[Items from a data source]
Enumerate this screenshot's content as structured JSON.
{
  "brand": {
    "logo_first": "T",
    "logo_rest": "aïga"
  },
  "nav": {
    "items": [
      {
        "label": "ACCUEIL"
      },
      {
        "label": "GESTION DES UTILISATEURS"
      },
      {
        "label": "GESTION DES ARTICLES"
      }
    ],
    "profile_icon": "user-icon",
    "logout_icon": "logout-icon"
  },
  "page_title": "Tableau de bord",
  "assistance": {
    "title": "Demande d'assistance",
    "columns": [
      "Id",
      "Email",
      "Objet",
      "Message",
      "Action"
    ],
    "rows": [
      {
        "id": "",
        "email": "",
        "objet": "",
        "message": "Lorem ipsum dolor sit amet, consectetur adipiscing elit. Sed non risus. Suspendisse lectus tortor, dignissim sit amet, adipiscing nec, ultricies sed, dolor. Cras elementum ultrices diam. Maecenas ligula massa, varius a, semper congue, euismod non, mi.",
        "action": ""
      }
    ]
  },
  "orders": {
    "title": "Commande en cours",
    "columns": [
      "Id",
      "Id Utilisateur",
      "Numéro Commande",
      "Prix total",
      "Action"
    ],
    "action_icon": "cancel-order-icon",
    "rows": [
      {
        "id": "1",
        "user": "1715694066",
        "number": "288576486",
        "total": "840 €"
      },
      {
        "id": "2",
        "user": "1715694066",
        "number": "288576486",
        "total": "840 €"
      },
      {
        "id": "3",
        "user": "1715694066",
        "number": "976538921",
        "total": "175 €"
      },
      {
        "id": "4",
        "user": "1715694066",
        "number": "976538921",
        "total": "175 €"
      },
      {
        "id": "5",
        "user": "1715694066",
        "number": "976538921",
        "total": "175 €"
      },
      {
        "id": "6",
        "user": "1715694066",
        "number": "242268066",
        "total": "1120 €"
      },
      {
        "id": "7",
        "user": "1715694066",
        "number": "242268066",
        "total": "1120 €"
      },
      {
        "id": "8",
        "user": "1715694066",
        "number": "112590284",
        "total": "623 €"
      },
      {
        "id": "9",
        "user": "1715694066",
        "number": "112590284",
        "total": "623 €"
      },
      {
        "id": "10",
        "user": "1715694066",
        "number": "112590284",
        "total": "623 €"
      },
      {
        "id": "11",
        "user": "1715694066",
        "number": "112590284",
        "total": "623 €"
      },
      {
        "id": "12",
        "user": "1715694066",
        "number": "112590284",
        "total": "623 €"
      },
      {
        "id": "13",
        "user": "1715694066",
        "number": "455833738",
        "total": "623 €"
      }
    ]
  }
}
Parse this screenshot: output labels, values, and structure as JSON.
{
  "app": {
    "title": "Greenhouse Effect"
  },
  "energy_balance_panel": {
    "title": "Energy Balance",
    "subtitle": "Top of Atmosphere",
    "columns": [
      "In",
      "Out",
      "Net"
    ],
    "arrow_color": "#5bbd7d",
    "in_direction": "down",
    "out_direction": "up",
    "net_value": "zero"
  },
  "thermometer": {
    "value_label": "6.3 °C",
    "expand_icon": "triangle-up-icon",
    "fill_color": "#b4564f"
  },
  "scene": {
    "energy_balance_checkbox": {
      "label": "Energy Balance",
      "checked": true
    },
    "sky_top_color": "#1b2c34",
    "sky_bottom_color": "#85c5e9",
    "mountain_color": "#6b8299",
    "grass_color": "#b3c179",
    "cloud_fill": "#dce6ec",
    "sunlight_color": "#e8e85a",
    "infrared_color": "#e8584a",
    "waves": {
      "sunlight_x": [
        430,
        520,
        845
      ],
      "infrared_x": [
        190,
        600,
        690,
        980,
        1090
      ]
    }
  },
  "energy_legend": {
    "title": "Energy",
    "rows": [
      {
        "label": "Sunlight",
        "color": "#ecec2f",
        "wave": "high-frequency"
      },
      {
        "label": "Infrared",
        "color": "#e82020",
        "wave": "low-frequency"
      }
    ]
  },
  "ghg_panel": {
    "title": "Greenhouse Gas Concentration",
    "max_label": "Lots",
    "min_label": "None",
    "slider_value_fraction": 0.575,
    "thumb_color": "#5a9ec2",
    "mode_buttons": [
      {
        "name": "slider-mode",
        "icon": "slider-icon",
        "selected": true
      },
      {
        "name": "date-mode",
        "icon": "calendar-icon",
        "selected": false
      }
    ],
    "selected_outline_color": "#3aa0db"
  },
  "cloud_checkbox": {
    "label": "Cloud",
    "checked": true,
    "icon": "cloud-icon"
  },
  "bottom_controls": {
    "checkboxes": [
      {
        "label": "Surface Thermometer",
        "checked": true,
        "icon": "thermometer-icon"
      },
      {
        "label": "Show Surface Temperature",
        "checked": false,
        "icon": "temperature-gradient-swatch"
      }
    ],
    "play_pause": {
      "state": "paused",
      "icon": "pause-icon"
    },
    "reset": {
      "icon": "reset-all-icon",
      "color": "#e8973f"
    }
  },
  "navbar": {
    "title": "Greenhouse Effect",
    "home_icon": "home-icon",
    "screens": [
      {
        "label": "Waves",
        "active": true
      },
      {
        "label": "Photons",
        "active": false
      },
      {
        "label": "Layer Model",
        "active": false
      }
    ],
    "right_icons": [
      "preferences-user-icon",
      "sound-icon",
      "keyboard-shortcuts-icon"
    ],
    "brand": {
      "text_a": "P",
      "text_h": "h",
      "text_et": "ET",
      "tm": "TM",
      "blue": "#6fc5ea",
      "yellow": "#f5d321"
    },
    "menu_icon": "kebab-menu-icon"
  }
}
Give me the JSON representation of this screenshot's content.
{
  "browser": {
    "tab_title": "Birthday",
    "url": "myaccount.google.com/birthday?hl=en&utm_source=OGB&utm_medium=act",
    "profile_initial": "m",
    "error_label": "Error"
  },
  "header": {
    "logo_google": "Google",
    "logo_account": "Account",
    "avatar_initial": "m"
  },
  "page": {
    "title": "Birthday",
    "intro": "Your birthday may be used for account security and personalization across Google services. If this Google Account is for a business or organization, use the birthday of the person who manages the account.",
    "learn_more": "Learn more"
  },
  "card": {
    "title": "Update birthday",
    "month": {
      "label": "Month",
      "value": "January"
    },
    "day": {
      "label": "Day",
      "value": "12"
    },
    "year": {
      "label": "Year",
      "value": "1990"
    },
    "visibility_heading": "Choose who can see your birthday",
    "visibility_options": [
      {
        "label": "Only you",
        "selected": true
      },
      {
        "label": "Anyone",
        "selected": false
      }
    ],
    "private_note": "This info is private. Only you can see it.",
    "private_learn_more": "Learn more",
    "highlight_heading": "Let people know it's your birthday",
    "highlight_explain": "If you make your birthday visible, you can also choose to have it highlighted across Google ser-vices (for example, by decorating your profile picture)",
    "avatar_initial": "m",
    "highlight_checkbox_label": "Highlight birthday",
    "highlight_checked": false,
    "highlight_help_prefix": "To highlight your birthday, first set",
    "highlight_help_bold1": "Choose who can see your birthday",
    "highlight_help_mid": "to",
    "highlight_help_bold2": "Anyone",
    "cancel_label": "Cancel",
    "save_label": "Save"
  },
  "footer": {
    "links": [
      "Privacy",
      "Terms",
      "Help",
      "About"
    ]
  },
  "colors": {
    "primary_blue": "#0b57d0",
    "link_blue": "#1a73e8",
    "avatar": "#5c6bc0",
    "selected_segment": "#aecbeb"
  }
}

Work instructions. Pull out each record as written and restate it exactly.

Solution.
Enumerate this screenshot's content as structured JSON.
{
  "brand": {
    "logo_first": "T",
    "logo_rest": "aïga"
  },
  "nav": {
    "items": [
      {
        "label": "ACCUEIL"
      },
      {
        "label": "GESTION DES UTILISATEURS"
      },
      {
        "label": "GESTION DES ARTICLES"
      }
    ],
    "profile_icon": "user-icon",
    "logout_icon": "logout-icon"
  },
  "page_title": "Tableau de bord",
  "assistance": {
    "title": "Demande d'assistance",
    "columns": [
      "Id",
      "Email",
      "Objet",
      "Message",
      "Action"
    ],
    "rows": [
      {
        "id": "",
        "email": "",
        "objet": "",
        "message": "Lorem ipsum dolor sit amet, consectetur adipiscing elit. Sed non risus. Suspendisse lectus tortor, dignissim sit amet, adipiscing nec, ultricies sed, dolor. Cras elementum ultrices diam. Maecenas ligula massa, varius a, semper congue, euismod non, mi.",
        "action": ""
      }
    ]
  },
  "orders": {
    "title": "Commande en cours",
    "columns": [
      "Id",
      "Id Utilisateur",
      "Numéro Commande",
      "Prix total",
      "Action"
    ],
    "action_icon": "cancel-order-icon",
    "rows": [
      {
        "id": "1",
        "user": "1715694066",
        "number": "288576486",
        "total": "840 €"
      },
      {
        "id": "2",
        "user": "1715694066",
        "number": "288576486",
        "total": "840 €"
      },
      {
        "id": "3",
        "user": "1715694066",
        "number": "976538921",
        "total": "175 €"
      },
      {
        "id": "4",
        "user": "1715694066",
        "number": "976538921",
        "total": "175 €"
      },
      {
        "id": "5",
        "user": "1715694066",
        "number": "976538921",
        "total": "175 €"
      },
      {
        "id": "6",
        "user": "1715694066",
        "number": "242268066",
        "total": "1120 €"
      },
      {
        "id": "7",
        "user": "1715694066",
        "number": "242268066",
        "total": "1120 €"
      },
      {
        "id": "8",
        "user": "1715694066",
        "number": "112590284",
        "total": "623 €"
      },
      {
        "id": "9",
        "user": "1715694066",
        "number": "112590284",
        "total": "623 €"
      },
      {
        "id": "10",
        "user": "1715694066",
        "number": "112590284",
        "total": "623 €"
      },
      {
        "id": "11",
        "user": "1715694066",
        "number": "112590284",
        "total": "623 €"
      },
      {
        "id": "12",
        "user": "1715694066",
        "number": "112590284",
        "total": "623 €"
      },
      {
        "id": "13",
        "user": "1715694066",
        "number": "455833738",
        "total": "623 €"
      }
    ]
  }
}
Parse this screenshot: output labels, values, and structure as JSON.
{
  "app": {
    "title": "Greenhouse Effect"
  },
  "energy_balance_panel": {
    "title": "Energy Balance",
    "subtitle": "Top of Atmosphere",
    "columns": [
      "In",
      "Out",
      "Net"
    ],
    "arrow_color": "#5bbd7d",
    "in_direction": "down",
    "out_direction": "up",
    "net_value": "zero"
  },
  "thermometer": {
    "value_label": "6.3 °C",
    "expand_icon": "triangle-up-icon",
    "fill_color": "#b4564f"
  },
  "scene": {
    "energy_balance_checkbox": {
      "label": "Energy Balance",
      "checked": true
    },
    "sky_top_color": "#1b2c34",
    "sky_bottom_color": "#85c5e9",
    "mountain_color": "#6b8299",
    "grass_color": "#b3c179",
    "cloud_fill": "#dce6ec",
    "sunlight_color": "#e8e85a",
    "infrared_color": "#e8584a",
    "waves": {
      "sunlight_x": [
        430,
        520,
        845
      ],
      "infrared_x": [
        190,
        600,
        690,
        980,
        1090
      ]
    }
  },
  "energy_legend": {
    "title": "Energy",
    "rows": [
      {
        "label": "Sunlight",
        "color": "#ecec2f",
        "wave": "high-frequency"
      },
      {
        "label": "Infrared",
        "color": "#e82020",
        "wave": "low-frequency"
      }
    ]
  },
  "ghg_panel": {
    "title": "Greenhouse Gas Concentration",
    "max_label": "Lots",
    "min_label": "None",
    "slider_value_fraction": 0.575,
    "thumb_color": "#5a9ec2",
    "mode_buttons": [
      {
        "name": "slider-mode",
        "icon": "slider-icon",
        "selected": true
      },
      {
        "name": "date-mode",
        "icon": "calendar-icon",
        "selected": false
      }
    ],
    "selected_outline_color": "#3aa0db"
  },
  "cloud_checkbox": {
    "label": "Cloud",
    "checked": true,
    "icon": "cloud-icon"
  },
  "bottom_controls": {
    "checkboxes": [
      {
        "label": "Surface Thermometer",
        "checked": true,
        "icon": "thermometer-icon"
      },
      {
        "label": "Show Surface Temperature",
        "checked": false,
        "icon": "temperature-gradient-swatch"
      }
    ],
    "play_pause": {
      "state": "paused",
      "icon": "pause-icon"
    },
    "reset": {
      "icon": "reset-all-icon",
      "color": "#e8973f"
    }
  },
  "navbar": {
    "title": "Greenhouse Effect",
    "home_icon": "home-icon",
    "screens": [
      {
        "label": "Waves",
        "active": true
      },
      {
        "label": "Photons",
        "active": false
      },
      {
        "label": "Layer Model",
        "active": false
      }
    ],
    "right_icons": [
      "preferences-user-icon",
      "sound-icon",
      "keyboard-shortcuts-icon"
    ],
    "brand": {
      "text_a": "P",
      "text_h": "h",
      "text_et": "ET",
      "tm": "TM",
      "blue": "#6fc5ea",
      "yellow": "#f5d321"
    },
    "menu_icon": "kebab-menu-icon"
  }
}
Give me the JSON representation of this screenshot's content.
{
  "browser": {
    "tab_title": "Birthday",
    "url": "myaccount.google.com/birthday?hl=en&utm_source=OGB&utm_medium=act",
    "profile_initial": "m",
    "error_label": "Error"
  },
  "header": {
    "logo_google": "Google",
    "logo_account": "Account",
    "avatar_initial": "m"
  },
  "page": {
    "title": "Birthday",
    "intro": "Your birthday may be used for account security and personalization across Google services. If this Google Account is for a business or organization, use the birthday of the person who manages the account.",
    "learn_more": "Learn more"
  },
  "card": {
    "title": "Update birthday",
    "month": {
      "label": "Month",
      "value": "January"
    },
    "day": {
      "label": "Day",
      "value": "12"
    },
    "year": {
      "label": "Year",
      "value": "1990"
    },
    "visibility_heading": "Choose who can see your birthday",
    "visibility_options": [
      {
        "label": "Only you",
        "selected": true
      },
      {
        "label": "Anyone",
        "selected": false
      }
    ],
    "private_note": "This info is private. Only you can see it.",
    "private_learn_more": "Learn more",
    "highlight_heading": "Let people know it's your birthday",
    "highlight_explain": "If you make your birthday visible, you can also choose to have it highlighted across Google ser-vices (for example, by decorating your profile picture)",
    "avatar_initial": "m",
    "highlight_checkbox_label": "Highlight birthday",
    "highlight_checked": false,
    "highlight_help_prefix": "To highlight your birthday, first set",
    "highlight_help_bold1": "Choose who can see your birthday",
    "highlight_help_mid": "to",
    "highlight_help_bold2": "Anyone",
    "cancel_label": "Cancel",
    "save_label": "Save"
  },
  "footer": {
    "links": [
      "Privacy",
      "Terms",
      "Help",
      "About"
    ]
  },
  "colors": {
    "primary_blue": "#0b57d0",
    "link_blue": "#1a73e8",
    "avatar": "#5c6bc0",
    "selected_segment": "#aecbeb"
  }
}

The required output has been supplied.